▶ **Exercise directions**: In the material below, identify each line bearing the word "Convert". Reproduce those lines.

▶ **Given entries**:
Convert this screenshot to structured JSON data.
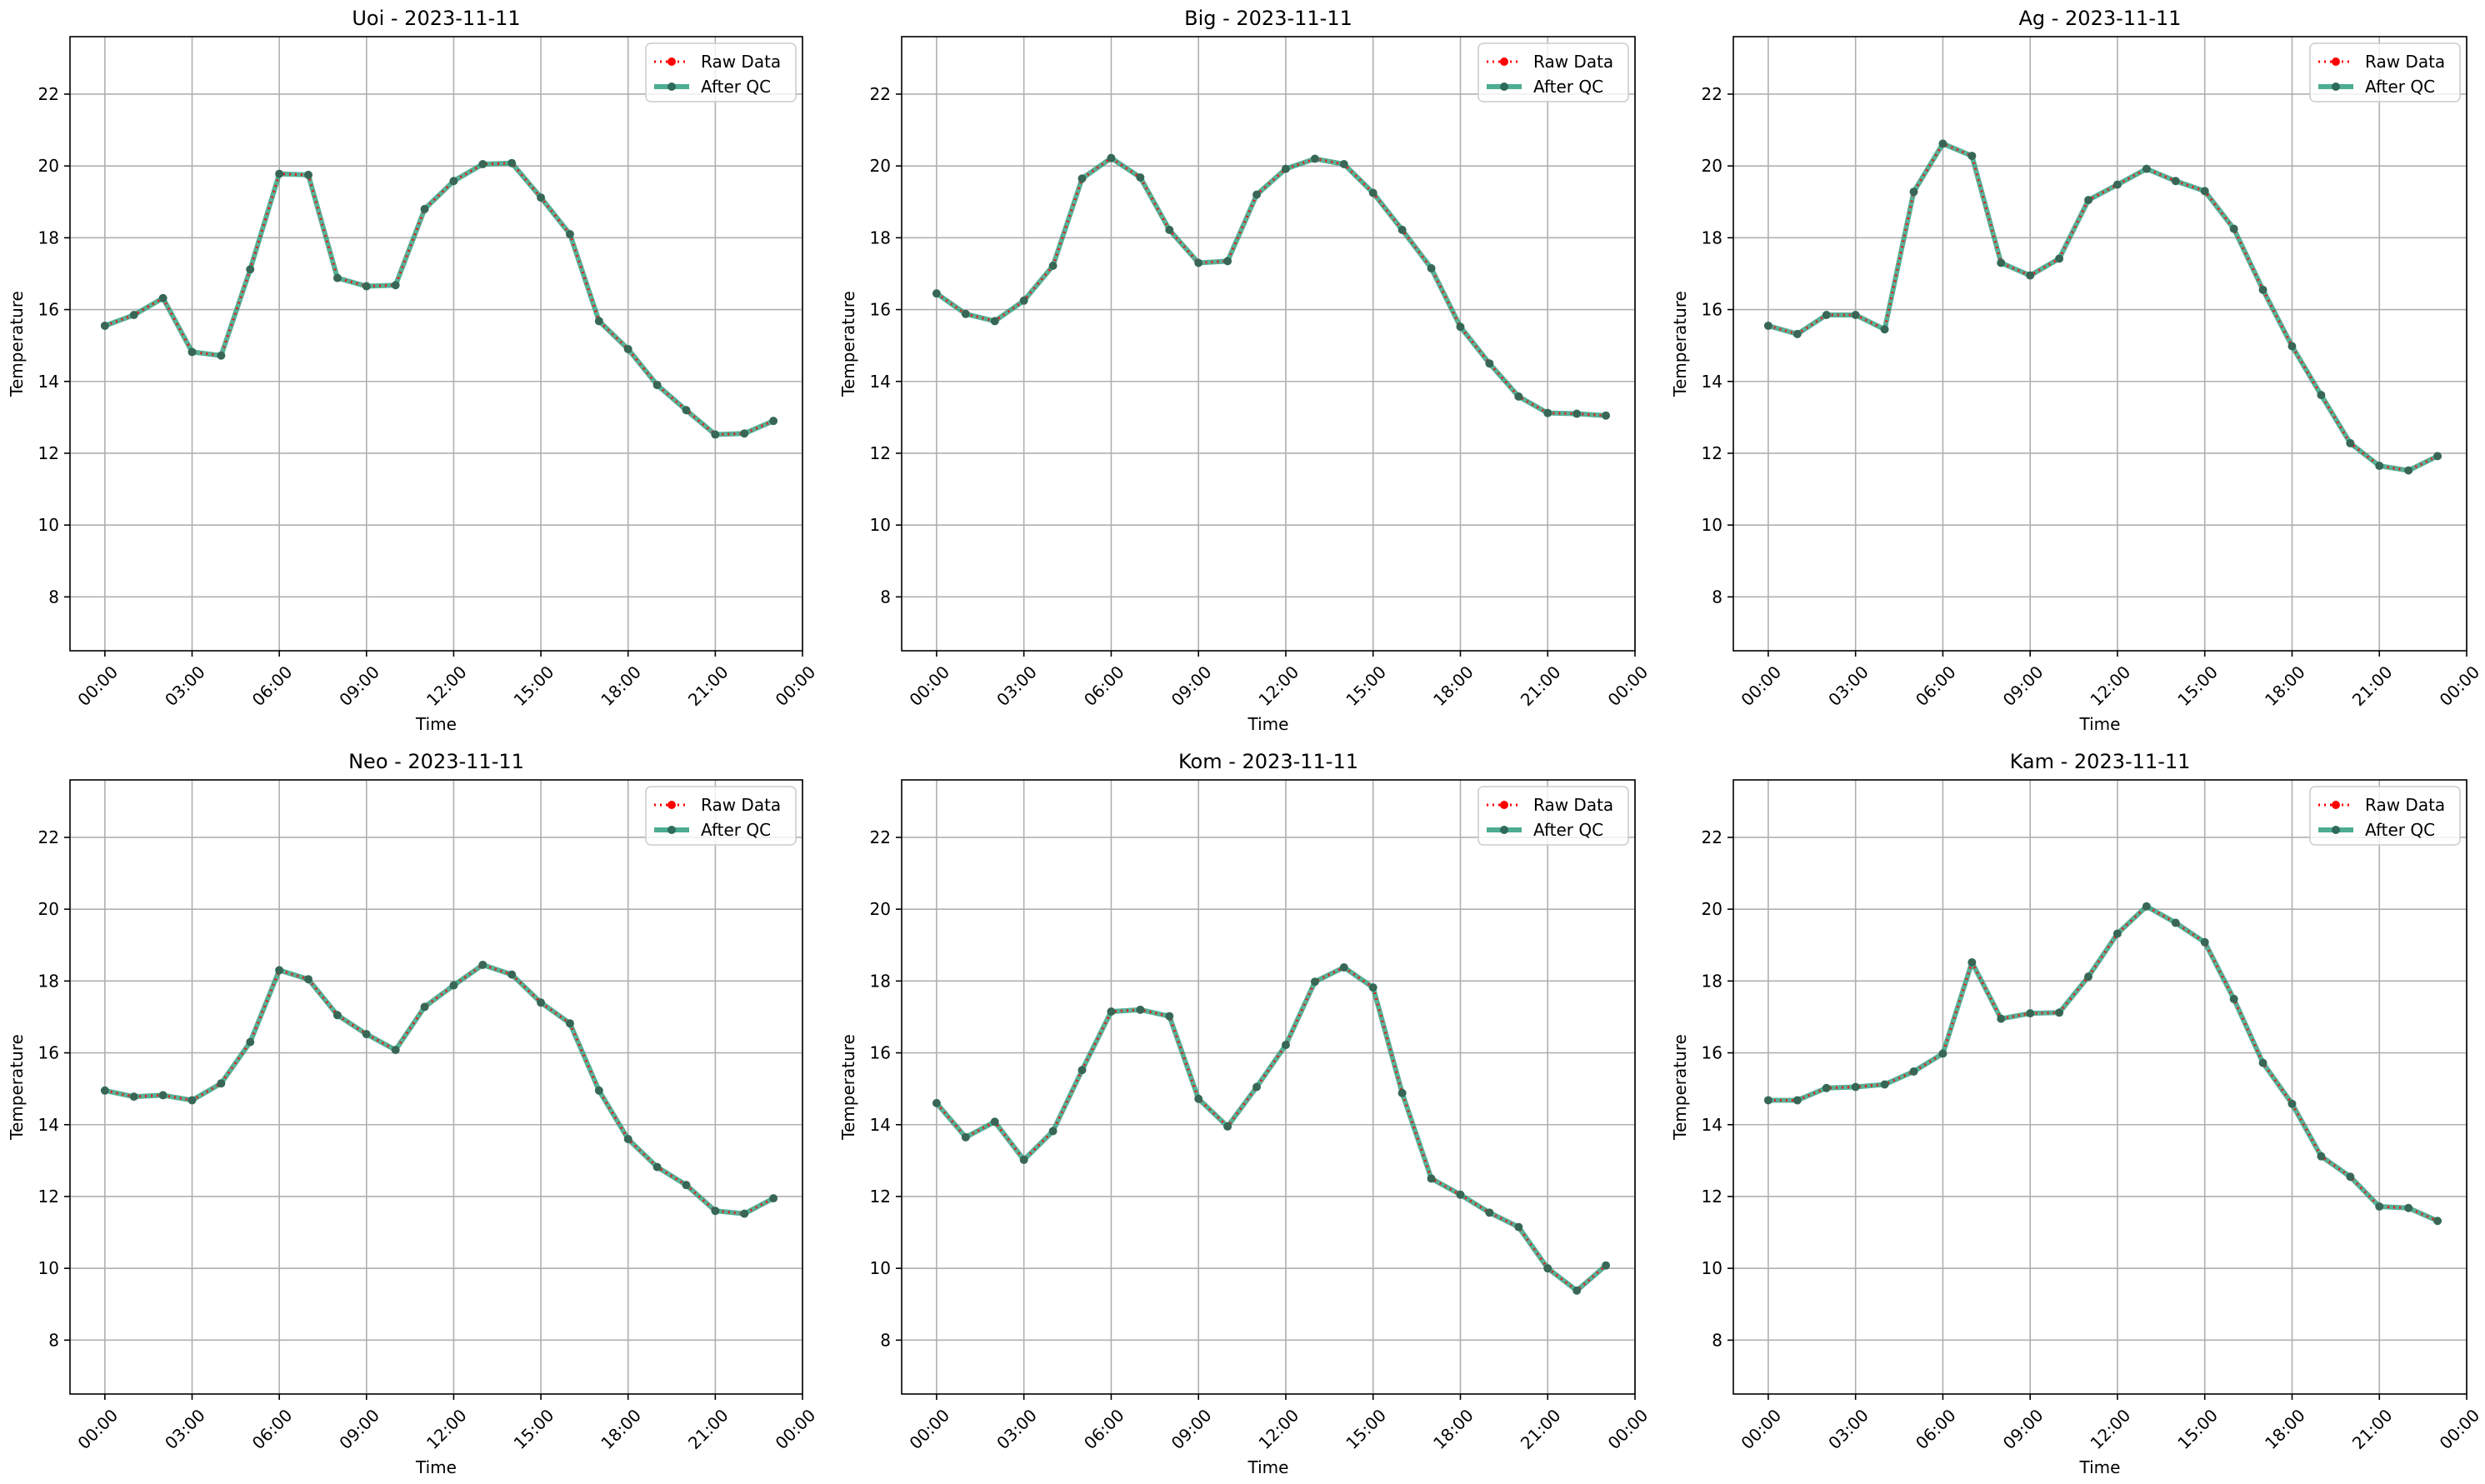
{
  "chart_data": [
    {
      "type": "line",
      "title": "Uoi - 2023-11-11",
      "xlabel": "Time",
      "ylabel": "Temperature",
      "x": [
        "00:00",
        "01:00",
        "02:00",
        "03:00",
        "04:00",
        "05:00",
        "06:00",
        "07:00",
        "08:00",
        "09:00",
        "10:00",
        "11:00",
        "12:00",
        "13:00",
        "14:00",
        "15:00",
        "16:00",
        "17:00",
        "18:00",
        "19:00",
        "20:00",
        "21:00",
        "22:00",
        "23:00"
      ],
      "xticks": [
        "00:00",
        "03:00",
        "06:00",
        "09:00",
        "12:00",
        "15:00",
        "18:00",
        "21:00",
        "00:00"
      ],
      "yticks": [
        8,
        10,
        12,
        14,
        16,
        18,
        20,
        22
      ],
      "ylim": [
        6.5,
        23.6
      ],
      "grid": true,
      "legend": "top-right",
      "series": [
        {
          "name": "Raw Data",
          "color": "#ff0000",
          "style": "dotted-markers",
          "values": [
            15.55,
            15.85,
            16.32,
            14.82,
            14.72,
            17.12,
            19.78,
            19.75,
            16.88,
            16.65,
            16.68,
            18.8,
            19.58,
            20.05,
            20.08,
            19.12,
            18.1,
            15.68,
            14.9,
            13.9,
            13.2,
            12.52,
            12.55,
            12.9
          ]
        },
        {
          "name": "After QC",
          "color": "#2e9e7e",
          "style": "solid-markers",
          "values": [
            15.55,
            15.85,
            16.32,
            14.82,
            14.72,
            17.12,
            19.78,
            19.75,
            16.88,
            16.65,
            16.68,
            18.8,
            19.58,
            20.05,
            20.08,
            19.12,
            18.1,
            15.68,
            14.9,
            13.9,
            13.2,
            12.52,
            12.55,
            12.9
          ]
        }
      ]
    },
    {
      "type": "line",
      "title": "Big - 2023-11-11",
      "xlabel": "Time",
      "ylabel": "Temperature",
      "x": [
        "00:00",
        "01:00",
        "02:00",
        "03:00",
        "04:00",
        "05:00",
        "06:00",
        "07:00",
        "08:00",
        "09:00",
        "10:00",
        "11:00",
        "12:00",
        "13:00",
        "14:00",
        "15:00",
        "16:00",
        "17:00",
        "18:00",
        "19:00",
        "20:00",
        "21:00",
        "22:00",
        "23:00"
      ],
      "xticks": [
        "00:00",
        "03:00",
        "06:00",
        "09:00",
        "12:00",
        "15:00",
        "18:00",
        "21:00",
        "00:00"
      ],
      "yticks": [
        8,
        10,
        12,
        14,
        16,
        18,
        20,
        22
      ],
      "ylim": [
        6.5,
        23.6
      ],
      "grid": true,
      "legend": "top-right",
      "series": [
        {
          "name": "Raw Data",
          "color": "#ff0000",
          "style": "dotted-markers",
          "values": [
            16.45,
            15.88,
            15.68,
            16.25,
            17.22,
            19.65,
            20.22,
            19.68,
            18.22,
            17.3,
            17.35,
            19.2,
            19.92,
            20.2,
            20.05,
            19.25,
            18.22,
            17.15,
            15.52,
            14.5,
            13.58,
            13.12,
            13.1,
            13.05
          ]
        },
        {
          "name": "After QC",
          "color": "#2e9e7e",
          "style": "solid-markers",
          "values": [
            16.45,
            15.88,
            15.68,
            16.25,
            17.22,
            19.65,
            20.22,
            19.68,
            18.22,
            17.3,
            17.35,
            19.2,
            19.92,
            20.2,
            20.05,
            19.25,
            18.22,
            17.15,
            15.52,
            14.5,
            13.58,
            13.12,
            13.1,
            13.05
          ]
        }
      ]
    },
    {
      "type": "line",
      "title": "Ag - 2023-11-11",
      "xlabel": "Time",
      "ylabel": "Temperature",
      "x": [
        "00:00",
        "01:00",
        "02:00",
        "03:00",
        "04:00",
        "05:00",
        "06:00",
        "07:00",
        "08:00",
        "09:00",
        "10:00",
        "11:00",
        "12:00",
        "13:00",
        "14:00",
        "15:00",
        "16:00",
        "17:00",
        "18:00",
        "19:00",
        "20:00",
        "21:00",
        "22:00",
        "23:00"
      ],
      "xticks": [
        "00:00",
        "03:00",
        "06:00",
        "09:00",
        "12:00",
        "15:00",
        "18:00",
        "21:00",
        "00:00"
      ],
      "yticks": [
        8,
        10,
        12,
        14,
        16,
        18,
        20,
        22
      ],
      "ylim": [
        6.5,
        23.6
      ],
      "grid": true,
      "legend": "top-right",
      "series": [
        {
          "name": "Raw Data",
          "color": "#ff0000",
          "style": "dotted-markers",
          "values": [
            15.55,
            15.32,
            15.85,
            15.85,
            15.45,
            19.28,
            20.62,
            20.28,
            17.3,
            16.95,
            17.42,
            19.05,
            19.48,
            19.92,
            19.58,
            19.3,
            18.25,
            16.55,
            14.98,
            13.62,
            12.28,
            11.65,
            11.52,
            11.92
          ]
        },
        {
          "name": "After QC",
          "color": "#2e9e7e",
          "style": "solid-markers",
          "values": [
            15.55,
            15.32,
            15.85,
            15.85,
            15.45,
            19.28,
            20.62,
            20.28,
            17.3,
            16.95,
            17.42,
            19.05,
            19.48,
            19.92,
            19.58,
            19.3,
            18.25,
            16.55,
            14.98,
            13.62,
            12.28,
            11.65,
            11.52,
            11.92
          ]
        }
      ]
    },
    {
      "type": "line",
      "title": "Neo - 2023-11-11",
      "xlabel": "Time",
      "ylabel": "Temperature",
      "x": [
        "00:00",
        "01:00",
        "02:00",
        "03:00",
        "04:00",
        "05:00",
        "06:00",
        "07:00",
        "08:00",
        "09:00",
        "10:00",
        "11:00",
        "12:00",
        "13:00",
        "14:00",
        "15:00",
        "16:00",
        "17:00",
        "18:00",
        "19:00",
        "20:00",
        "21:00",
        "22:00",
        "23:00"
      ],
      "xticks": [
        "00:00",
        "03:00",
        "06:00",
        "09:00",
        "12:00",
        "15:00",
        "18:00",
        "21:00",
        "00:00"
      ],
      "yticks": [
        8,
        10,
        12,
        14,
        16,
        18,
        20,
        22
      ],
      "ylim": [
        6.5,
        23.6
      ],
      "grid": true,
      "legend": "top-right",
      "series": [
        {
          "name": "Raw Data",
          "color": "#ff0000",
          "style": "dotted-markers",
          "values": [
            14.95,
            14.78,
            14.82,
            14.68,
            15.15,
            16.3,
            18.3,
            18.05,
            17.05,
            16.52,
            16.08,
            17.28,
            17.88,
            18.45,
            18.18,
            17.4,
            16.82,
            14.95,
            13.6,
            12.82,
            12.32,
            11.6,
            11.52,
            11.95
          ]
        },
        {
          "name": "After QC",
          "color": "#2e9e7e",
          "style": "solid-markers",
          "values": [
            14.95,
            14.78,
            14.82,
            14.68,
            15.15,
            16.3,
            18.3,
            18.05,
            17.05,
            16.52,
            16.08,
            17.28,
            17.88,
            18.45,
            18.18,
            17.4,
            16.82,
            14.95,
            13.6,
            12.82,
            12.32,
            11.6,
            11.52,
            11.95
          ]
        }
      ]
    },
    {
      "type": "line",
      "title": "Kom - 2023-11-11",
      "xlabel": "Time",
      "ylabel": "Temperature",
      "x": [
        "00:00",
        "01:00",
        "02:00",
        "03:00",
        "04:00",
        "05:00",
        "06:00",
        "07:00",
        "08:00",
        "09:00",
        "10:00",
        "11:00",
        "12:00",
        "13:00",
        "14:00",
        "15:00",
        "16:00",
        "17:00",
        "18:00",
        "19:00",
        "20:00",
        "21:00",
        "22:00",
        "23:00"
      ],
      "xticks": [
        "00:00",
        "03:00",
        "06:00",
        "09:00",
        "12:00",
        "15:00",
        "18:00",
        "21:00",
        "00:00"
      ],
      "yticks": [
        8,
        10,
        12,
        14,
        16,
        18,
        20,
        22
      ],
      "ylim": [
        6.5,
        23.6
      ],
      "grid": true,
      "legend": "top-right",
      "series": [
        {
          "name": "Raw Data",
          "color": "#ff0000",
          "style": "dotted-markers",
          "values": [
            14.6,
            13.65,
            14.08,
            13.02,
            13.82,
            15.52,
            17.15,
            17.2,
            17.02,
            14.72,
            13.95,
            15.05,
            16.22,
            17.98,
            18.38,
            17.82,
            14.88,
            12.5,
            12.05,
            11.55,
            11.15,
            10.0,
            9.38,
            10.08
          ]
        },
        {
          "name": "After QC",
          "color": "#2e9e7e",
          "style": "solid-markers",
          "values": [
            14.6,
            13.65,
            14.08,
            13.02,
            13.82,
            15.52,
            17.15,
            17.2,
            17.02,
            14.72,
            13.95,
            15.05,
            16.22,
            17.98,
            18.38,
            17.82,
            14.88,
            12.5,
            12.05,
            11.55,
            11.15,
            10.0,
            9.38,
            10.08
          ]
        }
      ]
    },
    {
      "type": "line",
      "title": "Kam - 2023-11-11",
      "xlabel": "Time",
      "ylabel": "Temperature",
      "x": [
        "00:00",
        "01:00",
        "02:00",
        "03:00",
        "04:00",
        "05:00",
        "06:00",
        "07:00",
        "08:00",
        "09:00",
        "10:00",
        "11:00",
        "12:00",
        "13:00",
        "14:00",
        "15:00",
        "16:00",
        "17:00",
        "18:00",
        "19:00",
        "20:00",
        "21:00",
        "22:00",
        "23:00"
      ],
      "xticks": [
        "00:00",
        "03:00",
        "06:00",
        "09:00",
        "12:00",
        "15:00",
        "18:00",
        "21:00",
        "00:00"
      ],
      "yticks": [
        8,
        10,
        12,
        14,
        16,
        18,
        20,
        22
      ],
      "ylim": [
        6.5,
        23.6
      ],
      "grid": true,
      "legend": "top-right",
      "series": [
        {
          "name": "Raw Data",
          "color": "#ff0000",
          "style": "dotted-markers",
          "values": [
            14.68,
            14.68,
            15.02,
            15.05,
            15.12,
            15.48,
            15.98,
            18.52,
            16.95,
            17.1,
            17.12,
            18.12,
            19.32,
            20.08,
            19.62,
            19.08,
            17.5,
            15.72,
            14.58,
            13.12,
            12.55,
            11.72,
            11.68,
            11.32
          ]
        },
        {
          "name": "After QC",
          "color": "#2e9e7e",
          "style": "solid-markers",
          "values": [
            14.68,
            14.68,
            15.02,
            15.05,
            15.12,
            15.48,
            15.98,
            18.52,
            16.95,
            17.1,
            17.12,
            18.12,
            19.32,
            20.08,
            19.62,
            19.08,
            17.5,
            15.72,
            14.58,
            13.12,
            12.55,
            11.72,
            11.68,
            11.32
          ]
        }
      ]
    }
  ]
}
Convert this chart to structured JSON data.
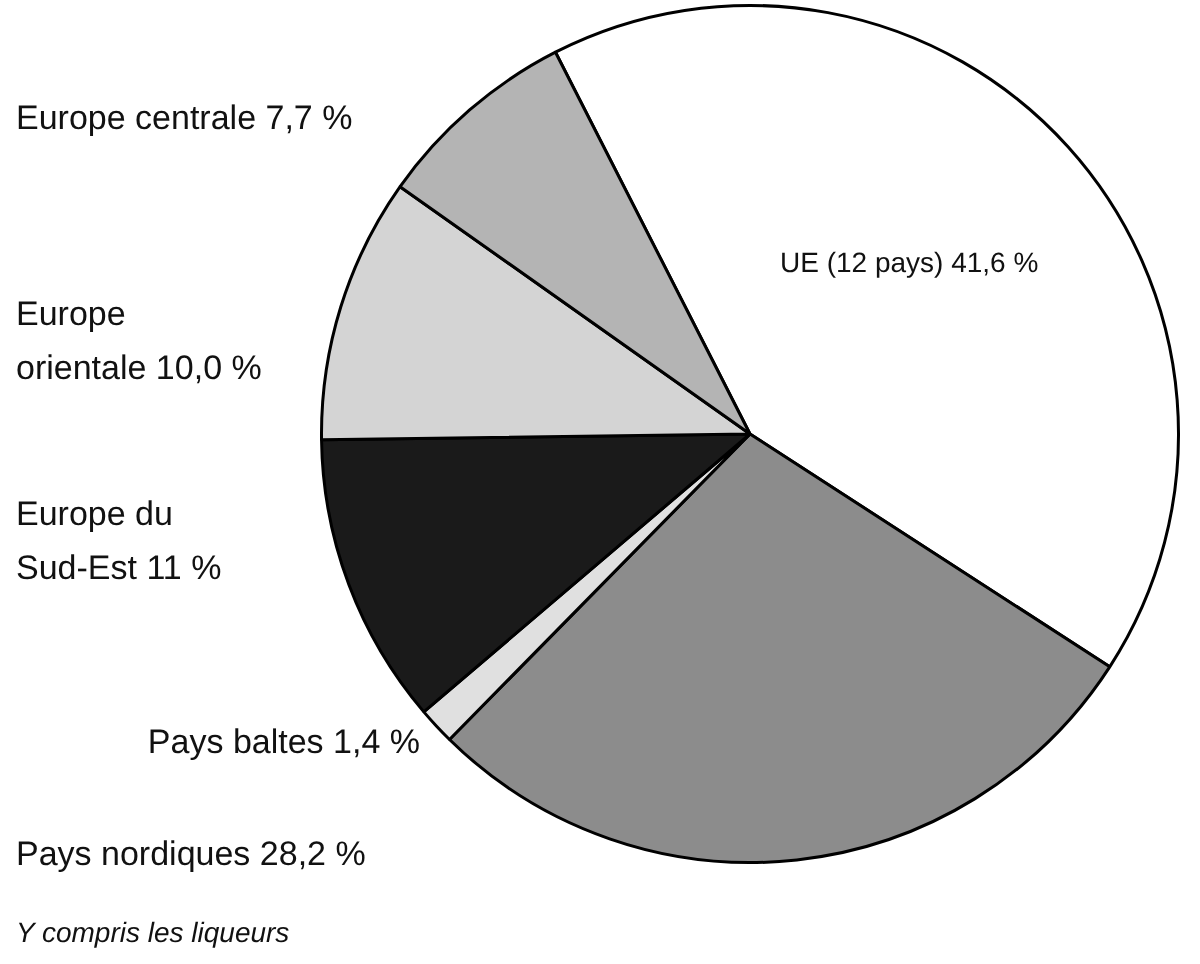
{
  "chart_data": {
    "type": "pie",
    "categories": [
      "UE (12 pays)",
      "Pays nordiques",
      "Pays baltes",
      "Europe du Sud-Est",
      "Europe orientale",
      "Europe centrale"
    ],
    "values": [
      41.6,
      28.2,
      1.4,
      11,
      10.0,
      7.7
    ],
    "value_labels": [
      "41,6 %",
      "28,2 %",
      "1,4 %",
      "11 %",
      "10,0 %",
      "7,7 %"
    ],
    "colors": [
      "#ffffff",
      "#8c8c8c",
      "#e0e0e0",
      "#1a1a1a",
      "#d4d4d4",
      "#b4b4b4"
    ],
    "annotations": [
      "Y compris les liqueurs"
    ],
    "legend": false
  }
}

▶ **Solved problem**:
Convert this screenshot to structured JSON data.
Convert this chart to structured JSON data.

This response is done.